Data for the task:
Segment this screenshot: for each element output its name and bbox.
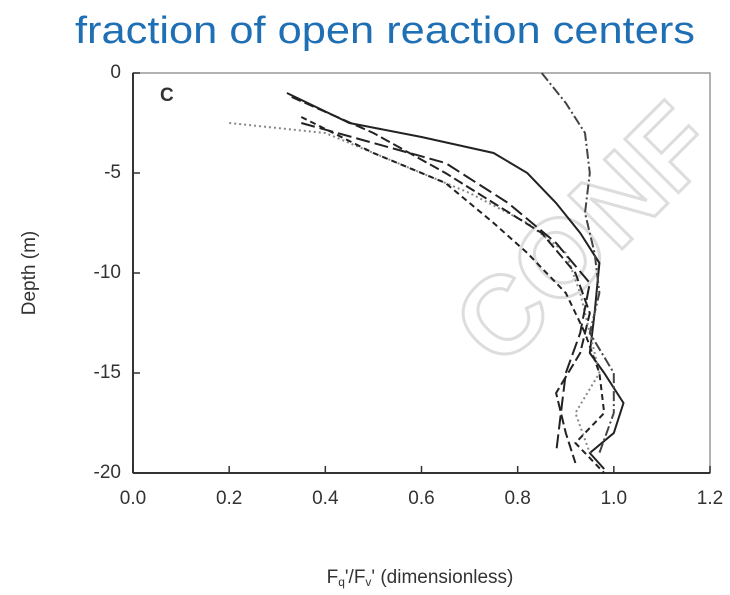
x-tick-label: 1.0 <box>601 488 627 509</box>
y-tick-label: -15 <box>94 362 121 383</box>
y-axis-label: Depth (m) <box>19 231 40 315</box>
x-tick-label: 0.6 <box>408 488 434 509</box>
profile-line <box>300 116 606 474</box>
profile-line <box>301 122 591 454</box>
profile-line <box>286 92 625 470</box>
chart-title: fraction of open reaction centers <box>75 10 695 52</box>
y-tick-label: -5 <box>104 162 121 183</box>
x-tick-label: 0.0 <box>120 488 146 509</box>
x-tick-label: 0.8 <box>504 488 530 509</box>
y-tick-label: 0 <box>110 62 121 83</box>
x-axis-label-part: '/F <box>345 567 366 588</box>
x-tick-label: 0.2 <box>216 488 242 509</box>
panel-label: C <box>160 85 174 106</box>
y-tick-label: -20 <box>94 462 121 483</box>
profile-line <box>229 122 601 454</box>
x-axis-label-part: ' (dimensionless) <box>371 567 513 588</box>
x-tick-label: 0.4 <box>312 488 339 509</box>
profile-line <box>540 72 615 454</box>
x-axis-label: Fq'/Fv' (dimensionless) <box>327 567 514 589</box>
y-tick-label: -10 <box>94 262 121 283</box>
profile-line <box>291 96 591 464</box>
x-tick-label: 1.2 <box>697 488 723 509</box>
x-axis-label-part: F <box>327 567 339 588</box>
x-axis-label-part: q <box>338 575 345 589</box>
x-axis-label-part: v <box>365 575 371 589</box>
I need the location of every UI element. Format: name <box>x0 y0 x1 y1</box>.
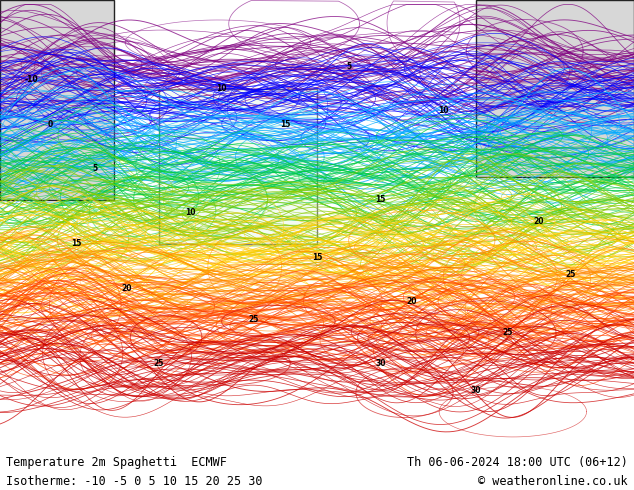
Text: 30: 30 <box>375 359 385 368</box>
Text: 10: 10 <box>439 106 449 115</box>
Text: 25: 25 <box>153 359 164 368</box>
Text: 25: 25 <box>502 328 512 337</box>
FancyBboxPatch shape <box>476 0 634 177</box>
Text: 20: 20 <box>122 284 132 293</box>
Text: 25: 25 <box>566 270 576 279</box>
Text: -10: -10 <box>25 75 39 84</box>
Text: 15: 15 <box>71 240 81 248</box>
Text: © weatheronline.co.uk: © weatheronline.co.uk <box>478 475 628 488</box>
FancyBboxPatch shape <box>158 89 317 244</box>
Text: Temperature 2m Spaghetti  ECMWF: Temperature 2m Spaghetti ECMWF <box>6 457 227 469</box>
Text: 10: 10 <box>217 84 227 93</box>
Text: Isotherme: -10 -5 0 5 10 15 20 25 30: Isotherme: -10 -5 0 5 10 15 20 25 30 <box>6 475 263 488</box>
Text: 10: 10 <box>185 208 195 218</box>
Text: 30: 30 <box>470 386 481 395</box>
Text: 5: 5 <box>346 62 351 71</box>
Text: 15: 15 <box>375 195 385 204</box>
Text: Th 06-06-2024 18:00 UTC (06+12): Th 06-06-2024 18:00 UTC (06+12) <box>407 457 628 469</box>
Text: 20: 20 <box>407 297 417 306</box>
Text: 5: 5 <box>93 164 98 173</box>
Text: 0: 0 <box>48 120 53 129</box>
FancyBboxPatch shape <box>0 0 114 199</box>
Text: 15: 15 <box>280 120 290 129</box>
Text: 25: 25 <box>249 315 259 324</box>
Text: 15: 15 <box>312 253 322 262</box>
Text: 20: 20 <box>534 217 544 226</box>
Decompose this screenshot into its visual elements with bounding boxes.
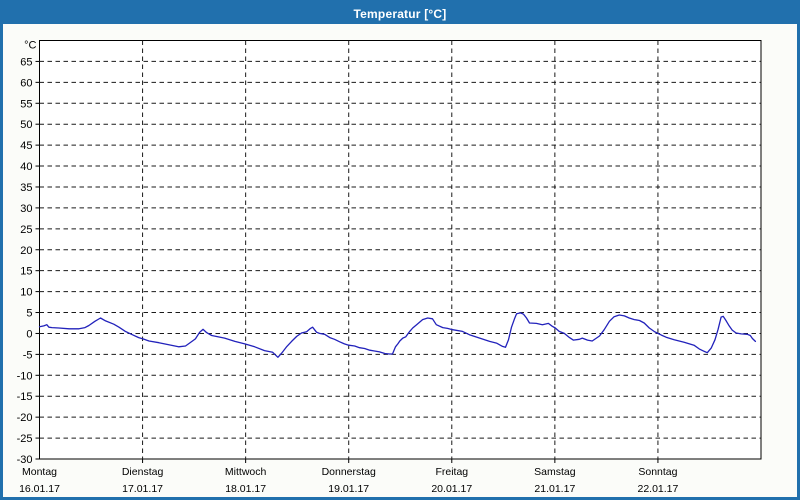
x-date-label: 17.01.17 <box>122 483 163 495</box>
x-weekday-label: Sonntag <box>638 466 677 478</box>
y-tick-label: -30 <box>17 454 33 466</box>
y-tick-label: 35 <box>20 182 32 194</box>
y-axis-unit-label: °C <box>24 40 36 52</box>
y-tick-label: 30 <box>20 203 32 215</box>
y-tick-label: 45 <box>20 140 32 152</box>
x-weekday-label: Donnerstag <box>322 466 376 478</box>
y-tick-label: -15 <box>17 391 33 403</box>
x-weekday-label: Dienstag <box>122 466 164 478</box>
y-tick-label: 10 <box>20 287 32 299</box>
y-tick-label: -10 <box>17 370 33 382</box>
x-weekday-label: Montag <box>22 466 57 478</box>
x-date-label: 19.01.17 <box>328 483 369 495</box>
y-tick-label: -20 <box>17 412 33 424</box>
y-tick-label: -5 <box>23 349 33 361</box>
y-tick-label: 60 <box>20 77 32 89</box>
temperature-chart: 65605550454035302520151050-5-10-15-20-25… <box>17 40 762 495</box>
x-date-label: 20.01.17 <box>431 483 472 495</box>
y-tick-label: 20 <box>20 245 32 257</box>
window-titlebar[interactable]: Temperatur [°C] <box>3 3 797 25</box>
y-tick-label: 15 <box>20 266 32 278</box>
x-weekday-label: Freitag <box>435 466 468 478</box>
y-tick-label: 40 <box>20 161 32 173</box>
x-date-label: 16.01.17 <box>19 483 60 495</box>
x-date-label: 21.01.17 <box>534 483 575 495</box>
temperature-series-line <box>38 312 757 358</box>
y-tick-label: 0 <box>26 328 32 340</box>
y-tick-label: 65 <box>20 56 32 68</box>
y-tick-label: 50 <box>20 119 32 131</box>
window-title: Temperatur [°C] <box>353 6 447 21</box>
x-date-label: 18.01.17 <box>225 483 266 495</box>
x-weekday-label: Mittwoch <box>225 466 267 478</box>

Problem to solve: Reproduce all of the material above line for line, without any changes, and leave out the pictures.

The result:
Segment this screenshot: for each element output its name and bbox.
x-tick-label: 1.0 <box>601 488 627 509</box>
y-tick-label: -15 <box>94 362 121 383</box>
y-axis-label: Depth (m) <box>19 231 40 315</box>
x-tick-label: 0.6 <box>408 488 434 509</box>
profile-line <box>300 116 606 474</box>
profile-line <box>301 122 591 454</box>
profile-line <box>286 92 625 470</box>
chart-title: fraction of open reaction centers <box>75 10 695 52</box>
y-tick-label: -5 <box>104 162 121 183</box>
x-tick-label: 0.0 <box>120 488 146 509</box>
x-tick-label: 0.8 <box>504 488 530 509</box>
y-tick-label: 0 <box>110 62 121 83</box>
x-axis-label-part: '/F <box>345 567 366 588</box>
x-tick-label: 0.2 <box>216 488 242 509</box>
panel-label: C <box>160 85 174 106</box>
y-tick-label: -20 <box>94 462 121 483</box>
profile-line <box>229 122 601 454</box>
x-axis-label-part: ' (dimensionless) <box>371 567 513 588</box>
x-tick-label: 0.4 <box>312 488 339 509</box>
profile-line <box>540 72 615 454</box>
x-axis-label: Fq'/Fv' (dimensionless) <box>327 567 514 589</box>
y-tick-label: -10 <box>94 262 121 283</box>
profile-line <box>291 96 591 464</box>
x-tick-label: 1.2 <box>697 488 723 509</box>
x-axis-label-part: F <box>327 567 339 588</box>
x-axis-label-part: q <box>338 575 345 589</box>
x-axis-label-part: v <box>365 575 371 589</box>
I need the location of every UI element. Format: name <box>x0 y0 x1 y1</box>.
Text: 30: 30 <box>375 359 385 368</box>
Text: 10: 10 <box>439 106 449 115</box>
Text: 25: 25 <box>153 359 164 368</box>
Text: 25: 25 <box>502 328 512 337</box>
FancyBboxPatch shape <box>476 0 634 177</box>
Text: 20: 20 <box>122 284 132 293</box>
Text: 25: 25 <box>566 270 576 279</box>
Text: -10: -10 <box>25 75 39 84</box>
Text: 15: 15 <box>71 240 81 248</box>
Text: © weatheronline.co.uk: © weatheronline.co.uk <box>478 475 628 488</box>
FancyBboxPatch shape <box>158 89 317 244</box>
Text: Temperature 2m Spaghetti  ECMWF: Temperature 2m Spaghetti ECMWF <box>6 457 227 469</box>
Text: 10: 10 <box>217 84 227 93</box>
Text: Isotherme: -10 -5 0 5 10 15 20 25 30: Isotherme: -10 -5 0 5 10 15 20 25 30 <box>6 475 263 488</box>
Text: 10: 10 <box>185 208 195 218</box>
Text: 30: 30 <box>470 386 481 395</box>
Text: 5: 5 <box>346 62 351 71</box>
Text: 15: 15 <box>375 195 385 204</box>
Text: Th 06-06-2024 18:00 UTC (06+12): Th 06-06-2024 18:00 UTC (06+12) <box>407 457 628 469</box>
Text: 20: 20 <box>407 297 417 306</box>
Text: 5: 5 <box>93 164 98 173</box>
Text: 0: 0 <box>48 120 53 129</box>
FancyBboxPatch shape <box>0 0 114 199</box>
Text: 15: 15 <box>280 120 290 129</box>
Text: 25: 25 <box>249 315 259 324</box>
Text: 15: 15 <box>312 253 322 262</box>
Text: 20: 20 <box>534 217 544 226</box>
Decompose this screenshot into its visual elements with bounding boxes.
x-date-label: 17.01.17 <box>122 483 163 495</box>
x-weekday-label: Sonntag <box>638 466 677 478</box>
y-tick-label: -30 <box>17 454 33 466</box>
y-tick-label: 35 <box>20 182 32 194</box>
y-axis-unit-label: °C <box>24 40 36 52</box>
y-tick-label: 30 <box>20 203 32 215</box>
y-tick-label: 45 <box>20 140 32 152</box>
x-weekday-label: Donnerstag <box>322 466 376 478</box>
y-tick-label: -15 <box>17 391 33 403</box>
x-weekday-label: Dienstag <box>122 466 164 478</box>
y-tick-label: 10 <box>20 287 32 299</box>
y-tick-label: -10 <box>17 370 33 382</box>
x-weekday-label: Montag <box>22 466 57 478</box>
x-date-label: 19.01.17 <box>328 483 369 495</box>
y-tick-label: -20 <box>17 412 33 424</box>
y-tick-label: -5 <box>23 349 33 361</box>
y-tick-label: 60 <box>20 77 32 89</box>
temperature-chart: 65605550454035302520151050-5-10-15-20-25… <box>17 40 762 495</box>
x-date-label: 20.01.17 <box>431 483 472 495</box>
y-tick-label: 20 <box>20 245 32 257</box>
window-titlebar[interactable]: Temperatur [°C] <box>3 3 797 25</box>
y-tick-label: 15 <box>20 266 32 278</box>
x-weekday-label: Freitag <box>435 466 468 478</box>
y-tick-label: 40 <box>20 161 32 173</box>
x-date-label: 16.01.17 <box>19 483 60 495</box>
x-date-label: 21.01.17 <box>534 483 575 495</box>
temperature-series-line <box>38 312 757 358</box>
y-tick-label: 0 <box>26 328 32 340</box>
y-tick-label: 65 <box>20 56 32 68</box>
y-tick-label: 50 <box>20 119 32 131</box>
window-title: Temperatur [°C] <box>353 6 447 21</box>
x-date-label: 18.01.17 <box>225 483 266 495</box>
x-weekday-label: Mittwoch <box>225 466 267 478</box>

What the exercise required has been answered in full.